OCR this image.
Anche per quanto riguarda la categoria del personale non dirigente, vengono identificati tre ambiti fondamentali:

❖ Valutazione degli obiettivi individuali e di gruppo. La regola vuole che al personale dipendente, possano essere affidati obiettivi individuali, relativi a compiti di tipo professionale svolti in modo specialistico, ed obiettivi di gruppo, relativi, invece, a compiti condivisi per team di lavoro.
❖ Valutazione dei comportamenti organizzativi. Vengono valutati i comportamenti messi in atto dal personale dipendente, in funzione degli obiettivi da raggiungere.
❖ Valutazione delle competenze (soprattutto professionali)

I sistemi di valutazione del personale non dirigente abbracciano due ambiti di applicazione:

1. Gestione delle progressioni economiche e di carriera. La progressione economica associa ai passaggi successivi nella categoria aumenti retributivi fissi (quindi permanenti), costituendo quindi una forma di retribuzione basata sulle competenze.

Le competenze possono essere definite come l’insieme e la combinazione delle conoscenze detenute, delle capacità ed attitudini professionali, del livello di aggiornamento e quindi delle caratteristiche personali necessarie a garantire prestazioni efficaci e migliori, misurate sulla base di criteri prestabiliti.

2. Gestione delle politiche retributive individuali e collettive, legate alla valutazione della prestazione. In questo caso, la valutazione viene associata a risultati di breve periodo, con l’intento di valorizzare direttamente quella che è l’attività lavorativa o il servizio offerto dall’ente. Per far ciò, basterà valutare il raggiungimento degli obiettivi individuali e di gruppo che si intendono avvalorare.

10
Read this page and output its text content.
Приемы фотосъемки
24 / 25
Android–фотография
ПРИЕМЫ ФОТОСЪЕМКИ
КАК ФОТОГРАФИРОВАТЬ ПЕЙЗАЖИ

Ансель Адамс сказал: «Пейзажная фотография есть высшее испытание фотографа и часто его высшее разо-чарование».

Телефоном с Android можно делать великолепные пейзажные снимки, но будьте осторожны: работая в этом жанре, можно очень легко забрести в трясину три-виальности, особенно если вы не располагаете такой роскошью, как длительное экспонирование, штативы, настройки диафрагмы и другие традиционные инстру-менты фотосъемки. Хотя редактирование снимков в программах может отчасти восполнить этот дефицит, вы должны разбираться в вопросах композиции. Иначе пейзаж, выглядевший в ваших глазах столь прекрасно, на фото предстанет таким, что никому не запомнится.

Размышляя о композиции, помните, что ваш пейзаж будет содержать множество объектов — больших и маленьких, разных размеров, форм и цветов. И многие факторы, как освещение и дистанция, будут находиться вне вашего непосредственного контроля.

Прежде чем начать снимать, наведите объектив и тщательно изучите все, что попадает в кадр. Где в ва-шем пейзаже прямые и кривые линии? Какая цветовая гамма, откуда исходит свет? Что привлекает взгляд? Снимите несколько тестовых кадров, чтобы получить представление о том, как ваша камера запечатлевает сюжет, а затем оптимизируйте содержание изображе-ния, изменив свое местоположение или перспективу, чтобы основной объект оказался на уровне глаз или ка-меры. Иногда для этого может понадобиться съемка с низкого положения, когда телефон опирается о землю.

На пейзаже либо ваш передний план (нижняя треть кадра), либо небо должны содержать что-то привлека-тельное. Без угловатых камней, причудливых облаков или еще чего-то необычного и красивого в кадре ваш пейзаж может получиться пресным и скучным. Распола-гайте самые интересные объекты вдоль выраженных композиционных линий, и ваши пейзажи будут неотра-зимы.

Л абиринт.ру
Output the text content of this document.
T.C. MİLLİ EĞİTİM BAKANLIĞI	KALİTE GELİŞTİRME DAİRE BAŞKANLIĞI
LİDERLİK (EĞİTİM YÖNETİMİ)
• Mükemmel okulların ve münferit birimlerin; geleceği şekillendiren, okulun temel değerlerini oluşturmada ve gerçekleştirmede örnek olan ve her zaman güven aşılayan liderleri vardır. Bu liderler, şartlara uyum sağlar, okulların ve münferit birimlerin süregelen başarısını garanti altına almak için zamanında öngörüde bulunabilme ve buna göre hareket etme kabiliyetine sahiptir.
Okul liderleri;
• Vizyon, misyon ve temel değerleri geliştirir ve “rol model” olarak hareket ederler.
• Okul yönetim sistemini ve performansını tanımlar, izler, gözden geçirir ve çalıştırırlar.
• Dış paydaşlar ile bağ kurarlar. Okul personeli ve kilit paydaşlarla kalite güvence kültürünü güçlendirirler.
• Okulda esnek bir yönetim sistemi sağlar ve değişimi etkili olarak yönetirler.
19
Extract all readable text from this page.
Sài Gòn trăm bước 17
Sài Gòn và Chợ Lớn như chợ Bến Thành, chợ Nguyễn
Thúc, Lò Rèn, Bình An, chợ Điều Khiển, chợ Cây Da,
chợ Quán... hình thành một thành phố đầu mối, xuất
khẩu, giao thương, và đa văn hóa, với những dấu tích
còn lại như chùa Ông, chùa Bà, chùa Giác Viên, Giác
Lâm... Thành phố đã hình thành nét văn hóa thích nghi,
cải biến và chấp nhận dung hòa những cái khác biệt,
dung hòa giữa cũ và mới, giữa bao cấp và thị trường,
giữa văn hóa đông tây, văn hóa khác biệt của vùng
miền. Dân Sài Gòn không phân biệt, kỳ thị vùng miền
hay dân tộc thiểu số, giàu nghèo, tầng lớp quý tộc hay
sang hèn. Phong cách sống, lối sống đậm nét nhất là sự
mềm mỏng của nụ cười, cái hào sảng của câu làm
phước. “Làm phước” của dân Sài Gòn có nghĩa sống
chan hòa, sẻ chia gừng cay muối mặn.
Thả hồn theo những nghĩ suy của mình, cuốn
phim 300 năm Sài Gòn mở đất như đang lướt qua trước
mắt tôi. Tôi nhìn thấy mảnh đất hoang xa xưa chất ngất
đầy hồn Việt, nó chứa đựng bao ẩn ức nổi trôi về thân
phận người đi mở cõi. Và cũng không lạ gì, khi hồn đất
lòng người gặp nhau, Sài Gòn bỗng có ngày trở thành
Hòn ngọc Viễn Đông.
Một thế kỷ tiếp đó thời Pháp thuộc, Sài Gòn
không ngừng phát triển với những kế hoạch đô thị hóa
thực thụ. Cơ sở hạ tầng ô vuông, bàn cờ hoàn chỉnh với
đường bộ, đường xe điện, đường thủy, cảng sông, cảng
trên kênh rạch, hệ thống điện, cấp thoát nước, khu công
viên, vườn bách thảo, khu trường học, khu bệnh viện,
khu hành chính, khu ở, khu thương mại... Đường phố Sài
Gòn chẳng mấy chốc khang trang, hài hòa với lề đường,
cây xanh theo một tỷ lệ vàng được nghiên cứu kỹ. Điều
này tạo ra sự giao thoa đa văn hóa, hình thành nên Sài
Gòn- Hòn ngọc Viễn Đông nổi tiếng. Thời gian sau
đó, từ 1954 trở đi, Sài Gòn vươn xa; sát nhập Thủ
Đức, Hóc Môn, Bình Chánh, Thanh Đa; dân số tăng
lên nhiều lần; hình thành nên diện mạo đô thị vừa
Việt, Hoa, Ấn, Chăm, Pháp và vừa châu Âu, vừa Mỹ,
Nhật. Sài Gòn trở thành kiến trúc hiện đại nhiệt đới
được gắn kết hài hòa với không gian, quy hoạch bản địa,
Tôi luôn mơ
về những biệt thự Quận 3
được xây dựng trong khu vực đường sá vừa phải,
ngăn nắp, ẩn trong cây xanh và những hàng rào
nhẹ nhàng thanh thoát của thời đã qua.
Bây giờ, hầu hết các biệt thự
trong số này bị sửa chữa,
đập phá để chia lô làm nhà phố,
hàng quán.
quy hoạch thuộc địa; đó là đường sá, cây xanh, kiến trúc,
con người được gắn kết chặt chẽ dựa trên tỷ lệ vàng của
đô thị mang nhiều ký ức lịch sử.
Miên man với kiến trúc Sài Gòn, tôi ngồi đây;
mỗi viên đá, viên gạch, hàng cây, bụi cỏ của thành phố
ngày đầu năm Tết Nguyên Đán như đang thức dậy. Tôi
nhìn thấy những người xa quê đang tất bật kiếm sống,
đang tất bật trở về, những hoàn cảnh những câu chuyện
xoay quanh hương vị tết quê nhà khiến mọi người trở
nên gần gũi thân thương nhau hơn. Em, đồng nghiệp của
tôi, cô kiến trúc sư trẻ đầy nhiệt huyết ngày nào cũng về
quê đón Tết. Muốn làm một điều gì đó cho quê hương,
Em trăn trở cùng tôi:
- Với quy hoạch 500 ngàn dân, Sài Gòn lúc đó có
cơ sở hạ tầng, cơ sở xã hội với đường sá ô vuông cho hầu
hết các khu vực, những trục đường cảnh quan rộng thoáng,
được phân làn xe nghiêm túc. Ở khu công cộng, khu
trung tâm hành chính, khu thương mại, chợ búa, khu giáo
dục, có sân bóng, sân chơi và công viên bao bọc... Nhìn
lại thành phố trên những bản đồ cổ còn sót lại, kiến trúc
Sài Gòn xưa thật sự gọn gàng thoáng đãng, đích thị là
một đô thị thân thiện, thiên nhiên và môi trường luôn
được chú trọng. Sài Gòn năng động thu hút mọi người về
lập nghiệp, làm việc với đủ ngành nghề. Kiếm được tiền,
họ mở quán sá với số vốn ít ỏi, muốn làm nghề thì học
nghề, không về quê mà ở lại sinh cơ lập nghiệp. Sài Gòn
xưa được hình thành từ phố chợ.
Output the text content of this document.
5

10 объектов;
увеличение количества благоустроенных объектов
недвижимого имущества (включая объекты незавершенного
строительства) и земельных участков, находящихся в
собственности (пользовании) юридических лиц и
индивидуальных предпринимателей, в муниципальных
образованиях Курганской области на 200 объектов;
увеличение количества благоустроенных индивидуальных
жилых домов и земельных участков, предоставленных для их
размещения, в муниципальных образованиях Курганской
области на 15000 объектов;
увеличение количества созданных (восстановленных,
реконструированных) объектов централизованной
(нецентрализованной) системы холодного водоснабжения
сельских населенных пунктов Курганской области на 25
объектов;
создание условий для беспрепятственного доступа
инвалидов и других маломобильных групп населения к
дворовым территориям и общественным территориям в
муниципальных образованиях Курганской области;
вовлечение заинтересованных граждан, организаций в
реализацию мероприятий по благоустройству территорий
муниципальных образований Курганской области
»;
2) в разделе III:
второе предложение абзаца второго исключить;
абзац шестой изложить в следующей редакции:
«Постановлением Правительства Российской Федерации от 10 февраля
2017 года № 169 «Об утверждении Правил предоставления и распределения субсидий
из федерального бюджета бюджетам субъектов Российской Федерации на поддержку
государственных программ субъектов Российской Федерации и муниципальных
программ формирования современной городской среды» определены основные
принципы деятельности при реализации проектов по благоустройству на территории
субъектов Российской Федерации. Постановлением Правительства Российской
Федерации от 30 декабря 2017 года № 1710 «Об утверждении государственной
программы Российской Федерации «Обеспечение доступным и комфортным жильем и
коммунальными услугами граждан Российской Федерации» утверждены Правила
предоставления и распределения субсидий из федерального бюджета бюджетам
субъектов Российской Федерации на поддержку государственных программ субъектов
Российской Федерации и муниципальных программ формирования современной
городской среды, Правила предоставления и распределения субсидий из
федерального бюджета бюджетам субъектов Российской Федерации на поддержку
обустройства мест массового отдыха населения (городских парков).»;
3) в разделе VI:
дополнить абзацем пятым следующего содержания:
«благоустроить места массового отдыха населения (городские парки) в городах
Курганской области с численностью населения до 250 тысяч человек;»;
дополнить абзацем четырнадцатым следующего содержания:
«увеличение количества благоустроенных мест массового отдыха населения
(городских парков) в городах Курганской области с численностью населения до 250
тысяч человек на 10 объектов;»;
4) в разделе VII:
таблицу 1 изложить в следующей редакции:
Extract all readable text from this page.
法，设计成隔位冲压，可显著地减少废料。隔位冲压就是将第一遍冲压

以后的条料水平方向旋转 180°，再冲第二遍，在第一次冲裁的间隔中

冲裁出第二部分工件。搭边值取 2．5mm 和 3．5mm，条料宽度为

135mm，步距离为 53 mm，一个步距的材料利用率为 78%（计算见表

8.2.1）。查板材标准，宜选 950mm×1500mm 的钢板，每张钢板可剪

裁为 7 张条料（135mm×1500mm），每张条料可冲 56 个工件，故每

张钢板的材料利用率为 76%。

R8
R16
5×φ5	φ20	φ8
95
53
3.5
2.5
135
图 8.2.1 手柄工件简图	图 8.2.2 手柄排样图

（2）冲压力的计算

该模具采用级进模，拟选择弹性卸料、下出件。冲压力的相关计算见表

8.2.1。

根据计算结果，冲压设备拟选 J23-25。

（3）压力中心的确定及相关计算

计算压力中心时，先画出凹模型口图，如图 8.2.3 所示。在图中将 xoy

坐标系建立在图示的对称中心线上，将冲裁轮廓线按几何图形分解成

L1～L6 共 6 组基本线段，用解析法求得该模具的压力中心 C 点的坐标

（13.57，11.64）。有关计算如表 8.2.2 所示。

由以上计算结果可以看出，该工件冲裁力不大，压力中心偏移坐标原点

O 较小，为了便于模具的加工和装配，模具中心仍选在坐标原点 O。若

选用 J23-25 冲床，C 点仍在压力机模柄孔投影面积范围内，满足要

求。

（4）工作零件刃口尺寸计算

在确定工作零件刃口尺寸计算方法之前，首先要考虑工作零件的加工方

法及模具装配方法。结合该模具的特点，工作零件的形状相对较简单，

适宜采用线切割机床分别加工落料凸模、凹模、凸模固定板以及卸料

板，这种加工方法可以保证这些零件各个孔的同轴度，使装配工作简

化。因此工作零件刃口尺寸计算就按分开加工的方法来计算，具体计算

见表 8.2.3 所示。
┄┄┄┄┄┄┄┄┄┄┄┄┄┄┄┄┄┄┄┄
- To be done: From the data above, copy out every line with the string "điện" in it.

- Solution below:
đường bộ, đường xe điện, đường thủy, cảng sông, cảng
trên kênh rạch, hệ thống điện, cấp thoát nước, khu công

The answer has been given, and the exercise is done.